- **Short exercise**: Every line of the material below must be repeated exactly.

- **Data provided**:
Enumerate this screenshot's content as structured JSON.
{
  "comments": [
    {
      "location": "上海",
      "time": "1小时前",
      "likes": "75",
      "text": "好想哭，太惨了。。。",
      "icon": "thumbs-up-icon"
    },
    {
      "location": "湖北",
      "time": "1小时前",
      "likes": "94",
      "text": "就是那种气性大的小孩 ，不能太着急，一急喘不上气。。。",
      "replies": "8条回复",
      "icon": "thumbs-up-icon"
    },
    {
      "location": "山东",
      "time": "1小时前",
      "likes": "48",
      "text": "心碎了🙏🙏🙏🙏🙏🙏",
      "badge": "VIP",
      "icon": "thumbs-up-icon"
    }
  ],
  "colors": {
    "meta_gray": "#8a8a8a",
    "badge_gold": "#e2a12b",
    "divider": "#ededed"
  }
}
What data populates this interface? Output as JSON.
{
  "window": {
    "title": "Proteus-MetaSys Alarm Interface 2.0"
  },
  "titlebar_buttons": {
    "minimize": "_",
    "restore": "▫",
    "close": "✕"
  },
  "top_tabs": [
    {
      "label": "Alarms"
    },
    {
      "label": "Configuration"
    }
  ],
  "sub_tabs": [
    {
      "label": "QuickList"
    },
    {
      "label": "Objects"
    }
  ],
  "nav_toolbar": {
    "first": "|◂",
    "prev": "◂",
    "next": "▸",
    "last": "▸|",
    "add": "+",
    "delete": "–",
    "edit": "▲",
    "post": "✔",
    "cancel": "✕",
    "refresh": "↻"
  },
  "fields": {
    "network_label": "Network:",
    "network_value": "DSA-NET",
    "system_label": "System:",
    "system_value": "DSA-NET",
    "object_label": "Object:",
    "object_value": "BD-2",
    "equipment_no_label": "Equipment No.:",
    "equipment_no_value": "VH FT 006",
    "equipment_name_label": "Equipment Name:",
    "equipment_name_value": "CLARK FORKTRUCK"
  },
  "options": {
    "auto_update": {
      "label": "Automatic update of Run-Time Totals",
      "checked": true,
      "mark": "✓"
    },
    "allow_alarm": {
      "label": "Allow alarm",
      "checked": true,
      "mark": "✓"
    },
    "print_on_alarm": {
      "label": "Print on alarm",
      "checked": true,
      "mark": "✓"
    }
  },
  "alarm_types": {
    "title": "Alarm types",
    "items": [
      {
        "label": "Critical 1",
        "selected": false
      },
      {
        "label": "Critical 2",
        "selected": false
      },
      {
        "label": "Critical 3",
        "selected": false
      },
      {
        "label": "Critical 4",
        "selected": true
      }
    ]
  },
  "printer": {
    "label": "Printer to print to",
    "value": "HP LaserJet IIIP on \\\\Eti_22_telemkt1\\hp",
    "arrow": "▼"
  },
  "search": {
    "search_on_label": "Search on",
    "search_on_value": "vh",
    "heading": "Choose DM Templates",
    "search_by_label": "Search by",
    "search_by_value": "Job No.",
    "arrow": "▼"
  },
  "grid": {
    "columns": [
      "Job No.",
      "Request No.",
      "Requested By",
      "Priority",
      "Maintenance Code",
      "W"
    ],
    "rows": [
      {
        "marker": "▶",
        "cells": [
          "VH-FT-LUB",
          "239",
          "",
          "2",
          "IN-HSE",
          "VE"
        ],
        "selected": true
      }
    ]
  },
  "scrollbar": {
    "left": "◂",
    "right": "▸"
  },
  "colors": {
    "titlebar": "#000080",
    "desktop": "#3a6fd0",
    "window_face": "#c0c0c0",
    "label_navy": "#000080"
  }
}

- **Worked solution**:
Enumerate this screenshot's content as structured JSON.
{
  "comments": [
    {
      "location": "上海",
      "time": "1小时前",
      "likes": "75",
      "text": "好想哭，太惨了。。。",
      "icon": "thumbs-up-icon"
    },
    {
      "location": "湖北",
      "time": "1小时前",
      "likes": "94",
      "text": "就是那种气性大的小孩 ，不能太着急，一急喘不上气。。。",
      "replies": "8条回复",
      "icon": "thumbs-up-icon"
    },
    {
      "location": "山东",
      "time": "1小时前",
      "likes": "48",
      "text": "心碎了🙏🙏🙏🙏🙏🙏",
      "badge": "VIP",
      "icon": "thumbs-up-icon"
    }
  ],
  "colors": {
    "meta_gray": "#8a8a8a",
    "badge_gold": "#e2a12b",
    "divider": "#ededed"
  }
}
What data populates this interface? Output as JSON.
{
  "window": {
    "title": "Proteus-MetaSys Alarm Interface 2.0"
  },
  "titlebar_buttons": {
    "minimize": "_",
    "restore": "▫",
    "close": "✕"
  },
  "top_tabs": [
    {
      "label": "Alarms"
    },
    {
      "label": "Configuration"
    }
  ],
  "sub_tabs": [
    {
      "label": "QuickList"
    },
    {
      "label": "Objects"
    }
  ],
  "nav_toolbar": {
    "first": "|◂",
    "prev": "◂",
    "next": "▸",
    "last": "▸|",
    "add": "+",
    "delete": "–",
    "edit": "▲",
    "post": "✔",
    "cancel": "✕",
    "refresh": "↻"
  },
  "fields": {
    "network_label": "Network:",
    "network_value": "DSA-NET",
    "system_label": "System:",
    "system_value": "DSA-NET",
    "object_label": "Object:",
    "object_value": "BD-2",
    "equipment_no_label": "Equipment No.:",
    "equipment_no_value": "VH FT 006",
    "equipment_name_label": "Equipment Name:",
    "equipment_name_value": "CLARK FORKTRUCK"
  },
  "options": {
    "auto_update": {
      "label": "Automatic update of Run-Time Totals",
      "checked": true,
      "mark": "✓"
    },
    "allow_alarm": {
      "label": "Allow alarm",
      "checked": true,
      "mark": "✓"
    },
    "print_on_alarm": {
      "label": "Print on alarm",
      "checked": true,
      "mark": "✓"
    }
  },
  "alarm_types": {
    "title": "Alarm types",
    "items": [
      {
        "label": "Critical 1",
        "selected": false
      },
      {
        "label": "Critical 2",
        "selected": false
      },
      {
        "label": "Critical 3",
        "selected": false
      },
      {
        "label": "Critical 4",
        "selected": true
      }
    ]
  },
  "printer": {
    "label": "Printer to print to",
    "value": "HP LaserJet IIIP on \\\\Eti_22_telemkt1\\hp",
    "arrow": "▼"
  },
  "search": {
    "search_on_label": "Search on",
    "search_on_value": "vh",
    "heading": "Choose DM Templates",
    "search_by_label": "Search by",
    "search_by_value": "Job No.",
    "arrow": "▼"
  },
  "grid": {
    "columns": [
      "Job No.",
      "Request No.",
      "Requested By",
      "Priority",
      "Maintenance Code",
      "W"
    ],
    "rows": [
      {
        "marker": "▶",
        "cells": [
          "VH-FT-LUB",
          "239",
          "",
          "2",
          "IN-HSE",
          "VE"
        ],
        "selected": true
      }
    ]
  },
  "scrollbar": {
    "left": "◂",
    "right": "▸"
  },
  "colors": {
    "titlebar": "#000080",
    "desktop": "#3a6fd0",
    "window_face": "#c0c0c0",
    "label_navy": "#000080"
  }
}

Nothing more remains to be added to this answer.